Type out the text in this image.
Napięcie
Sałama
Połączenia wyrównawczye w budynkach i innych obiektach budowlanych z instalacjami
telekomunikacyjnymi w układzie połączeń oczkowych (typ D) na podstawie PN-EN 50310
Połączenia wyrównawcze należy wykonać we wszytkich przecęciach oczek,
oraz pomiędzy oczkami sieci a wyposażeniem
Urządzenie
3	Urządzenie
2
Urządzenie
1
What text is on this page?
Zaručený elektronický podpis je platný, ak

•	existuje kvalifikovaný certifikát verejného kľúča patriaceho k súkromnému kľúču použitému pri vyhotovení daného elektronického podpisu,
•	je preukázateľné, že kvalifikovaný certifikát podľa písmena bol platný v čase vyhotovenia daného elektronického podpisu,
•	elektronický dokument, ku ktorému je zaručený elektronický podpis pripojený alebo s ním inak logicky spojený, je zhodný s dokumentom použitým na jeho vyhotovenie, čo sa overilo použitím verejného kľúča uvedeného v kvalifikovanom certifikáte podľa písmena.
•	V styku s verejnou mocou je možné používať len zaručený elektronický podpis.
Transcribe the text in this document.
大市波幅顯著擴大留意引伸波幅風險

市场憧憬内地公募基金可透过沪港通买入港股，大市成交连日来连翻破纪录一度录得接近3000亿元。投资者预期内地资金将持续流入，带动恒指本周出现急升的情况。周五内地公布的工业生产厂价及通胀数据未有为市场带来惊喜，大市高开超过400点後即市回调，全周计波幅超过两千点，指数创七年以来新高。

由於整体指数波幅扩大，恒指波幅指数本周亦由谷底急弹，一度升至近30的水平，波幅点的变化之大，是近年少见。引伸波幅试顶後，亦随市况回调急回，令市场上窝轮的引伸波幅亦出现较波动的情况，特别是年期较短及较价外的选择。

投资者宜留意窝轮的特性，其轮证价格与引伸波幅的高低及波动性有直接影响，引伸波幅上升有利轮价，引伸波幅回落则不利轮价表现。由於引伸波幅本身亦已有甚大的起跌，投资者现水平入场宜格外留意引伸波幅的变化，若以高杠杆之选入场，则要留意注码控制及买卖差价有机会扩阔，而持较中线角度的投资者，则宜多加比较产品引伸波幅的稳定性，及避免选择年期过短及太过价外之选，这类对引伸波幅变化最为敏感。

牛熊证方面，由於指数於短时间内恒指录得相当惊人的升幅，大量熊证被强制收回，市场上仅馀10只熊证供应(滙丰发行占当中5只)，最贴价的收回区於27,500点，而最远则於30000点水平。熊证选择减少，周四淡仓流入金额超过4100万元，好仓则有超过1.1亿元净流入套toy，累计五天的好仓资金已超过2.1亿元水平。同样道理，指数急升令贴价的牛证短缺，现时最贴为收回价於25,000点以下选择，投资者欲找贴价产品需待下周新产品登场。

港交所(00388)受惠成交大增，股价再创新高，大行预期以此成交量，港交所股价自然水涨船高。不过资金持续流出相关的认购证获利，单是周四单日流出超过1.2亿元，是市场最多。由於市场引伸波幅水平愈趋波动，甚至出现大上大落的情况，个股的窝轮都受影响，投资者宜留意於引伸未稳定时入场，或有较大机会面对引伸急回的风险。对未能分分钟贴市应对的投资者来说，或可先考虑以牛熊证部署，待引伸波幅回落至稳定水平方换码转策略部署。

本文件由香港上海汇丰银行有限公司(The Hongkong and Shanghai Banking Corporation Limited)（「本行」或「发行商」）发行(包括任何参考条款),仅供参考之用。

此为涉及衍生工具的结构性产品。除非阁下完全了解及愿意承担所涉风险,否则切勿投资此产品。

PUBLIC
++++
**Problem requirements:**
Report only how many lines in the records contain the word "kvalifikovaný".

**Problem solution:**
2